= Task brief =
Set the listing down again exactly, please, apart from its pictures.
— Begin Material provided —
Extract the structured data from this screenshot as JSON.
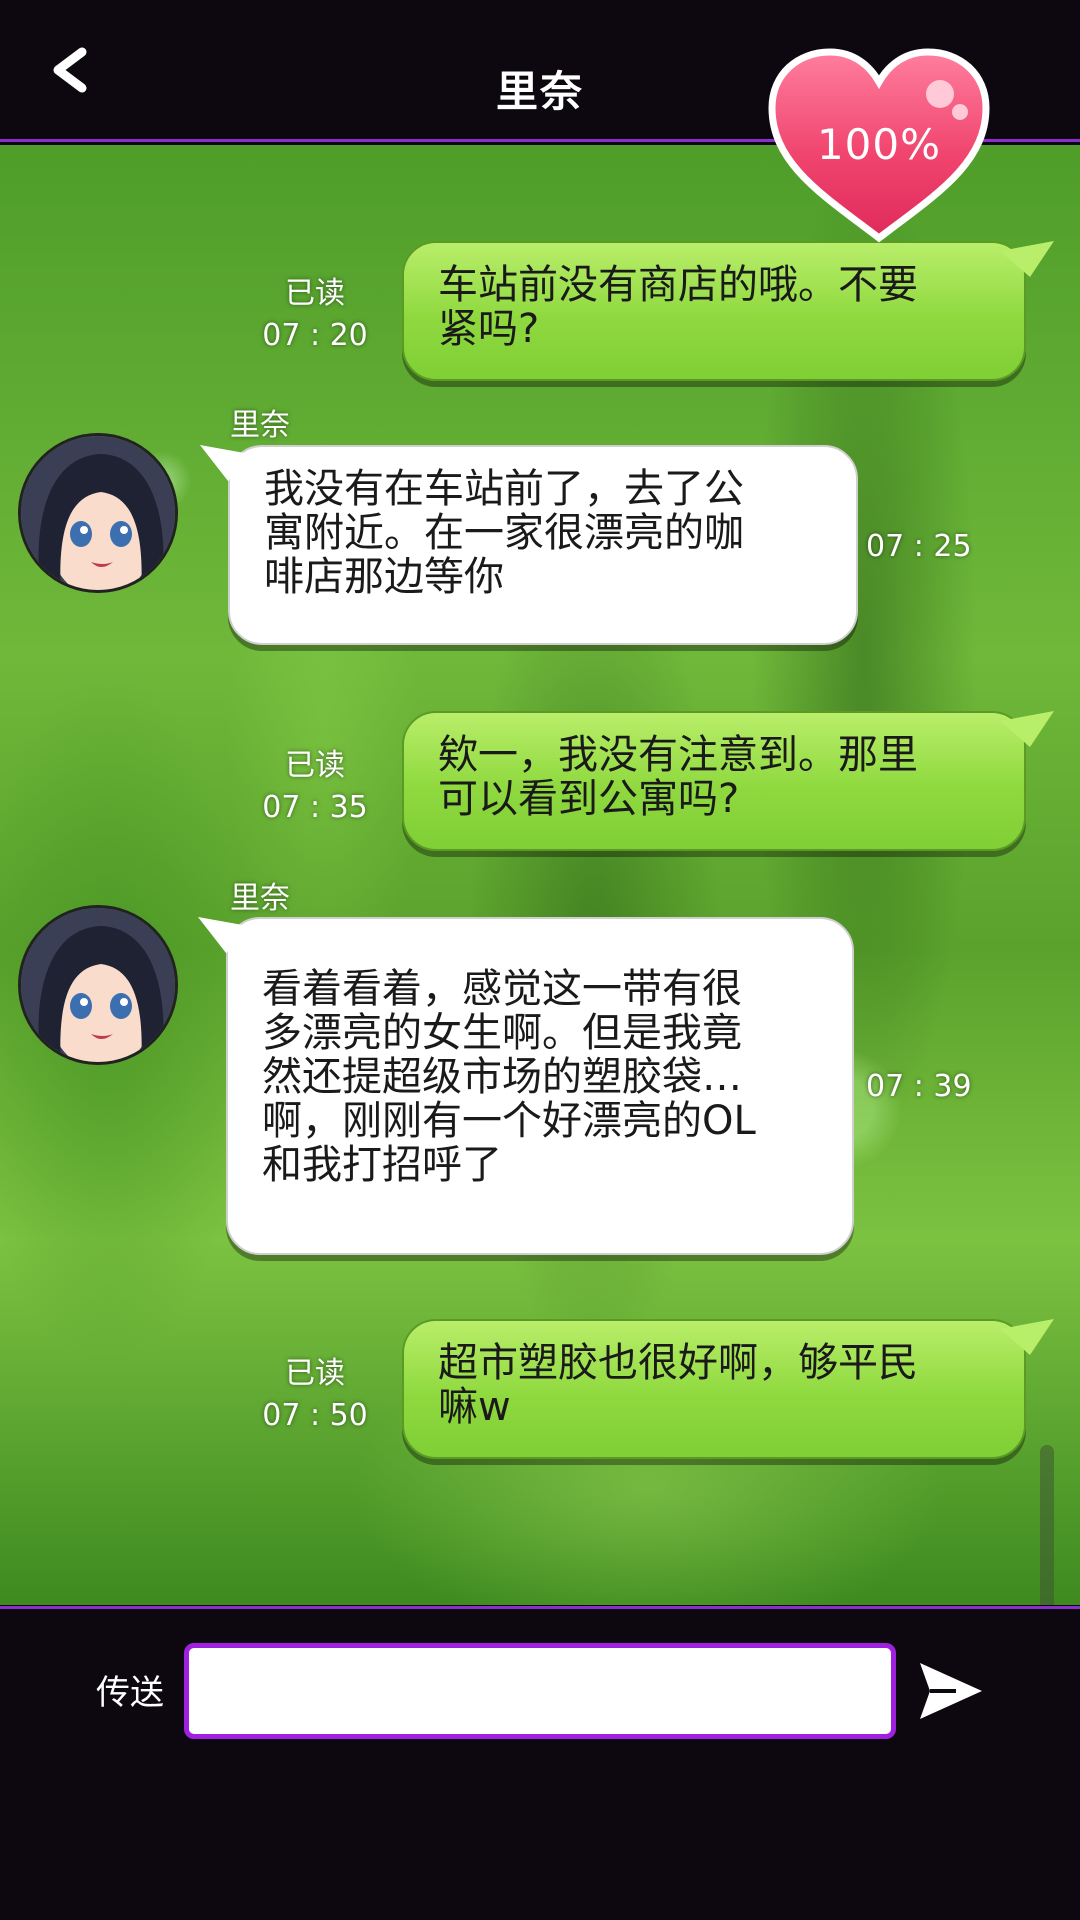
{
  "header": {
    "title": "里奈",
    "affection": "100%"
  },
  "messages": [
    {
      "side": "right",
      "status": "已读",
      "time": "07 : 20",
      "lines": [
        "车站前没有商店的哦。不要",
        "紧吗?"
      ]
    },
    {
      "side": "left",
      "sender": "里奈",
      "time": "07 : 25",
      "lines": [
        "我没有在车站前了，去了公",
        "寓附近。在一家很漂亮的咖",
        "啡店那边等你"
      ]
    },
    {
      "side": "right",
      "status": "已读",
      "time": "07 : 35",
      "lines": [
        "欸一，我没有注意到。那里",
        "可以看到公寓吗?"
      ]
    },
    {
      "side": "left",
      "sender": "里奈",
      "time": "07 : 39",
      "lines": [
        "看着看着，感觉这一带有很",
        "多漂亮的女生啊。但是我竟",
        "然还提超级市场的塑胶袋…",
        "啊，刚刚有一个好漂亮的OL",
        "和我打招呼了"
      ]
    },
    {
      "side": "right",
      "status": "已读",
      "time": "07 : 50",
      "lines": [
        "超市塑胶也很好啊，够平民",
        "嘛w"
      ]
    }
  ],
  "input": {
    "label": "传送",
    "value": "",
    "placeholder": ""
  },
  "colors": {
    "accent": "#8a2fc9",
    "bubble_green": "#8fd93f",
    "heart": "#f0456f"
  }
}
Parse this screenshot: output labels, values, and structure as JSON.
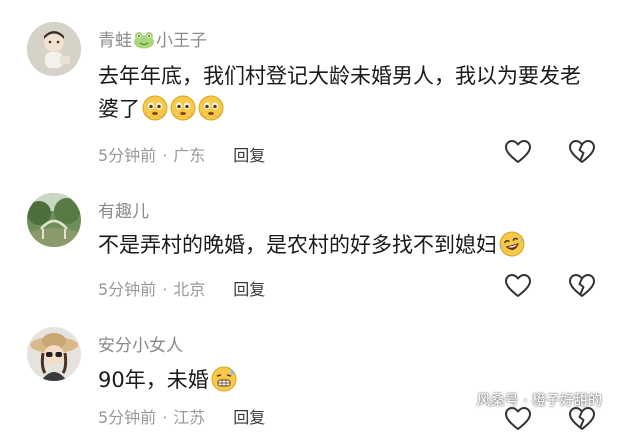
{
  "comments": [
    {
      "username": "青蛙",
      "username_suffix": "小王子",
      "text": "去年年底，我们村登记大龄未婚男人，我以为要发老婆了",
      "time": "5分钟前",
      "separator": "·",
      "location": "广东",
      "reply_label": "回复",
      "avatar_icon": "avatar-cartoon-boy-icon",
      "trailing_emojis": [
        "crying-face-icon",
        "crying-face-icon",
        "crying-face-icon"
      ]
    },
    {
      "username": "有趣儿",
      "text": "不是弄村的晚婚，是农村的好多找不到媳妇",
      "time": "5分钟前",
      "separator": "·",
      "location": "北京",
      "reply_label": "回复",
      "avatar_icon": "avatar-landscape-photo-icon",
      "trailing_emojis": [
        "laughing-tears-face-icon"
      ]
    },
    {
      "username": "安分小女人",
      "text": "90年，未婚",
      "time": "5分钟前",
      "separator": "·",
      "location": "江苏",
      "reply_label": "回复",
      "avatar_icon": "avatar-woman-hat-photo-icon",
      "trailing_emojis": [
        "grimacing-sweat-face-icon"
      ]
    }
  ],
  "watermark": "风桑号 · 橙子好甜的",
  "colors": {
    "username": "#8a8a8a",
    "meta": "#9a9a9a",
    "body_text": "#1a1a1a",
    "icon_stroke": "#333333"
  }
}
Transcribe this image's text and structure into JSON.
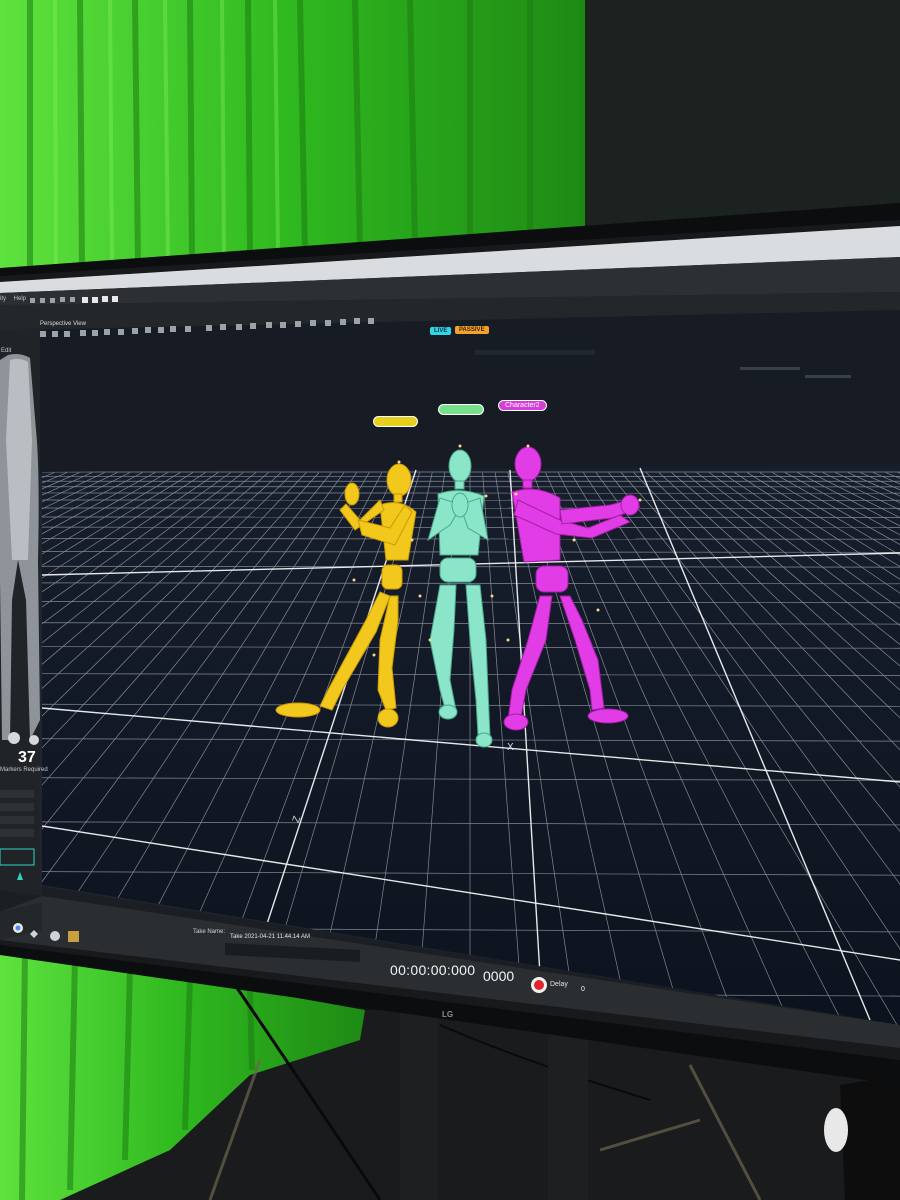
{
  "menu": {
    "items": [
      "ity",
      "Help"
    ]
  },
  "viewport": {
    "title": "Perspective View",
    "edit_label": "Edit"
  },
  "mode_badges": {
    "live": "LIVE",
    "passive": "PASSIVE"
  },
  "characters": [
    {
      "name": "",
      "color": "#f2c81c"
    },
    {
      "name": "",
      "color": "#7fe0b8"
    },
    {
      "name": "Character2",
      "color": "#e23ce6"
    }
  ],
  "side_panel": {
    "marker_count": "37",
    "markers_label": "Markers Required"
  },
  "take": {
    "label": "Take Name:",
    "value": "Take 2021-04-21 11.44.14 AM"
  },
  "transport": {
    "timecode": "00:00:00:000",
    "frame": "0000",
    "delay_label": "Delay",
    "delay_value": "0"
  },
  "monitor": {
    "brand": "LG"
  },
  "axes": {
    "x": "X",
    "z": "Z"
  },
  "colors": {
    "green_screen": "#3fcf2c",
    "grid": "#dfe6ee",
    "record": "#e0262d"
  }
}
— End Material provided —
= Task result =
Extract the structured data from this screenshot as JSON.
{
  "header": {
    "title": "里奈",
    "affection": "100%"
  },
  "messages": [
    {
      "side": "right",
      "status": "已读",
      "time": "07 : 20",
      "lines": [
        "车站前没有商店的哦。不要",
        "紧吗?"
      ]
    },
    {
      "side": "left",
      "sender": "里奈",
      "time": "07 : 25",
      "lines": [
        "我没有在车站前了，去了公",
        "寓附近。在一家很漂亮的咖",
        "啡店那边等你"
      ]
    },
    {
      "side": "right",
      "status": "已读",
      "time": "07 : 35",
      "lines": [
        "欸一，我没有注意到。那里",
        "可以看到公寓吗?"
      ]
    },
    {
      "side": "left",
      "sender": "里奈",
      "time": "07 : 39",
      "lines": [
        "看着看着，感觉这一带有很",
        "多漂亮的女生啊。但是我竟",
        "然还提超级市场的塑胶袋…",
        "啊，刚刚有一个好漂亮的OL",
        "和我打招呼了"
      ]
    },
    {
      "side": "right",
      "status": "已读",
      "time": "07 : 50",
      "lines": [
        "超市塑胶也很好啊，够平民",
        "嘛w"
      ]
    }
  ],
  "input": {
    "label": "传送",
    "value": "",
    "placeholder": ""
  },
  "colors": {
    "accent": "#8a2fc9",
    "bubble_green": "#8fd93f",
    "heart": "#f0456f"
  }
}
Parse this screenshot: output labels, values, and structure as JSON.
{
  "comments": [
    {
      "username": "青蛙",
      "username_suffix": "小王子",
      "text": "去年年底，我们村登记大龄未婚男人，我以为要发老婆了",
      "time": "5分钟前",
      "separator": "·",
      "location": "广东",
      "reply_label": "回复",
      "avatar_icon": "avatar-cartoon-boy-icon",
      "trailing_emojis": [
        "crying-face-icon",
        "crying-face-icon",
        "crying-face-icon"
      ]
    },
    {
      "username": "有趣儿",
      "text": "不是弄村的晚婚，是农村的好多找不到媳妇",
      "time": "5分钟前",
      "separator": "·",
      "location": "北京",
      "reply_label": "回复",
      "avatar_icon": "avatar-landscape-photo-icon",
      "trailing_emojis": [
        "laughing-tears-face-icon"
      ]
    },
    {
      "username": "安分小女人",
      "text": "90年，未婚",
      "time": "5分钟前",
      "separator": "·",
      "location": "江苏",
      "reply_label": "回复",
      "avatar_icon": "avatar-woman-hat-photo-icon",
      "trailing_emojis": [
        "grimacing-sweat-face-icon"
      ]
    }
  ],
  "watermark": "风桑号 · 橙子好甜的",
  "colors": {
    "username": "#8a8a8a",
    "meta": "#9a9a9a",
    "body_text": "#1a1a1a",
    "icon_stroke": "#333333"
  }
}
Transcribe this image's text and structure into JSON.
{
  "menu": {
    "items": [
      "ity",
      "Help"
    ]
  },
  "viewport": {
    "title": "Perspective View",
    "edit_label": "Edit"
  },
  "mode_badges": {
    "live": "LIVE",
    "passive": "PASSIVE"
  },
  "characters": [
    {
      "name": "",
      "color": "#f2c81c"
    },
    {
      "name": "",
      "color": "#7fe0b8"
    },
    {
      "name": "Character2",
      "color": "#e23ce6"
    }
  ],
  "side_panel": {
    "marker_count": "37",
    "markers_label": "Markers Required"
  },
  "take": {
    "label": "Take Name:",
    "value": "Take 2021-04-21 11.44.14 AM"
  },
  "transport": {
    "timecode": "00:00:00:000",
    "frame": "0000",
    "delay_label": "Delay",
    "delay_value": "0"
  },
  "monitor": {
    "brand": "LG"
  },
  "axes": {
    "x": "X",
    "z": "Z"
  },
  "colors": {
    "green_screen": "#3fcf2c",
    "grid": "#dfe6ee",
    "record": "#e0262d"
  }
}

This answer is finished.